SOURCE
# # # # # # #

Local blacksmith John Burtner has rented shop space at the park for the past two years. Burtner uses a modified methane furnace to heat his metal at temperatures higher than 2,000 degrees. He says his energy source is part of the marketing appeal of his final product.

“As far as I know, I’m the only blacksmith that uses landfill gas to forge,” Burtner said. “I make sure when I show in a gallery to let people know it’s a green energy product, and it’s a huge selling point.”

The green energy park is also an example of how county government can attract state money by taking a risk. Methane levels in the county’s landfill were dangerously high. It would cost $400,000 to simply remediate the problem. Instead the county put that money toward a more ambitious project.

“We were going to have to spend money one way or another, and I’d been studying methane uses for some time,” said County Manager Ken Westmoreland. “The technology had changed to open up the possibility for small landfills.”

Jackson County followed in the footsteps of a similar project at a landfill near Burnsville, another small mountain town.

Since its opening, the park has landed more than $600,000 in state and federal grants, including $140,000 from the State Energy Office and $120,000 from the N.C. Rural Center.

When the park first began tapping its methane reservoirs, Muth estimated there was a 25-year supply of gas. Westmoreland said last week there’s enough methane now to tap 10 more wells. The county is currently in the process of adding a pottery studio at the complex that will require more energy to heat the kilns.

N.C. Rep. Phil Haire, D-Sylva, said the park showed how the region is working to implement Perdue’s push towards a renewable energy economy using local, state and federal dollars.

“In effect, we’re recycling,” Haire said.  “You couldn’t do anything with methane for years, and we started this project five years ago and now it’s creating jobs. It’s the first step towards a renewable economy.”

For County Chairman Brian McMahan, the tour was a gratifying chance to see the reward for making an environmentally sound decision.

“We had a vision when we were told by the state that we had methane levels we needed to deal with,” McMahan said. “We could have flared it off and put it into the environment, but we put our heads together and this is what we came up with.”

# # # # # # #

Element position data
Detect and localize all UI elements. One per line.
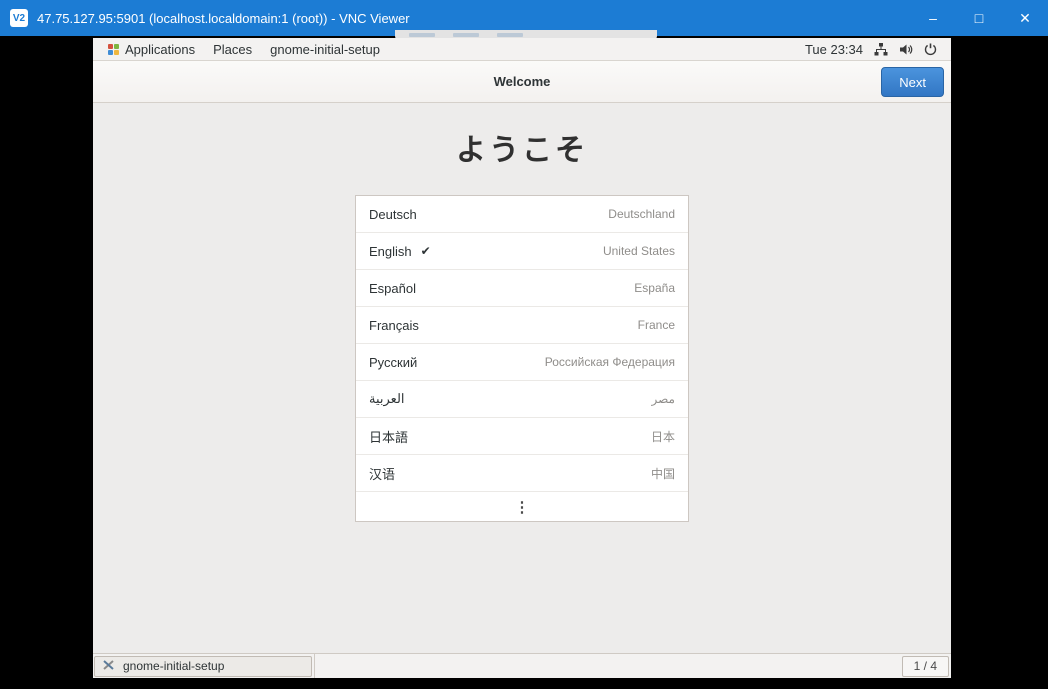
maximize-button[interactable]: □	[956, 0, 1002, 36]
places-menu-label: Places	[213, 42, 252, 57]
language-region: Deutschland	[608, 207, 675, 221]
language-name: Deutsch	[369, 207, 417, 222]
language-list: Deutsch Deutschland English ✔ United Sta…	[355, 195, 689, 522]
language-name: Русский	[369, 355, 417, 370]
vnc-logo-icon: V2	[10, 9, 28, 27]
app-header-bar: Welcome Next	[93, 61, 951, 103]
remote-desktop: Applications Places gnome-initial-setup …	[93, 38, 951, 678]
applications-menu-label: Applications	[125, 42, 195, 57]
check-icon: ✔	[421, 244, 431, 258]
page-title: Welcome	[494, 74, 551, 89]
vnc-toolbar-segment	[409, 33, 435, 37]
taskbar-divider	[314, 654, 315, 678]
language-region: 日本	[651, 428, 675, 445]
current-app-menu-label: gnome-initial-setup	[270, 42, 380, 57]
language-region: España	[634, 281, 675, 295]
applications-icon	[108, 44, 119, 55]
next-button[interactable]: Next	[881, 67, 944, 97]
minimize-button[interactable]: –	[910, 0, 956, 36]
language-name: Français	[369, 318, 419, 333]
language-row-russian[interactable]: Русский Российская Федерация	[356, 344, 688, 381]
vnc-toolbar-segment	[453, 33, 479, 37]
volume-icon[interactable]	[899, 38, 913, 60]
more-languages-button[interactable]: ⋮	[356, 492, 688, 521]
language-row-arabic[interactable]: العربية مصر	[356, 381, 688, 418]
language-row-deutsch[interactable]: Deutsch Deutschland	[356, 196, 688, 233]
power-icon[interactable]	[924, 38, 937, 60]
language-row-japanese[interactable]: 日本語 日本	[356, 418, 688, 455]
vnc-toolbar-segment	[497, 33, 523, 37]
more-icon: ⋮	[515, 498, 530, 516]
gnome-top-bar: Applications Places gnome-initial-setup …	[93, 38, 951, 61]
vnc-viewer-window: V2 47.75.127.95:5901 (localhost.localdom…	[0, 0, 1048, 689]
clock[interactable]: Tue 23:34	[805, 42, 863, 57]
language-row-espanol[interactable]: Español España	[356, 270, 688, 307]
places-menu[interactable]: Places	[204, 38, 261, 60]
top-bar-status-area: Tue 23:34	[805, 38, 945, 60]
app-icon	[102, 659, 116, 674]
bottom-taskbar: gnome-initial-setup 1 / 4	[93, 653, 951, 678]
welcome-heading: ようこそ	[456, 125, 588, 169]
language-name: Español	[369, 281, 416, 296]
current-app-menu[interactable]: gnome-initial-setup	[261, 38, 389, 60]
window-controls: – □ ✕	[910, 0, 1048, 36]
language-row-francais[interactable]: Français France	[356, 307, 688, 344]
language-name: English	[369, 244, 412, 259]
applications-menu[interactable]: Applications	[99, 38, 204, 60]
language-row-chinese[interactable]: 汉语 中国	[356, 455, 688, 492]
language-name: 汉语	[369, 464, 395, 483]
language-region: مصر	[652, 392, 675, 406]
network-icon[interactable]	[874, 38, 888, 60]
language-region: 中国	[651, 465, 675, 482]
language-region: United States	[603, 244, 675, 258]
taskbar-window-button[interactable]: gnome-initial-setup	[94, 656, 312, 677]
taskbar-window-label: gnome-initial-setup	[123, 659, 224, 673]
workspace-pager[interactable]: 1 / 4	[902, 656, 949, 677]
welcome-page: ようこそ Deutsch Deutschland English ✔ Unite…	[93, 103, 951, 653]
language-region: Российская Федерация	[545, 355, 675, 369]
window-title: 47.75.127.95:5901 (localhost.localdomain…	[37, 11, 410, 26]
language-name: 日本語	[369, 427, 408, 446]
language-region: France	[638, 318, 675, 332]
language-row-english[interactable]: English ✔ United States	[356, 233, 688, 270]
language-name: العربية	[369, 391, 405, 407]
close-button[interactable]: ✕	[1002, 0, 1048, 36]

# # # # # # #

TASKS TO COMPLETE
• 1. List every dollar amount that appears in the landfill gas article, in the order it appears.
• 2. Pick out every line of the records that contains the string "France", matching case exactly.

EXERCISE ANSWERS
• 1.
$400,000
$600,000
$140,000
$120,000

• 2.
language-row-francais[interactable]: Français France	[356, 307, 688, 344]
language-region: France	[638, 318, 675, 332]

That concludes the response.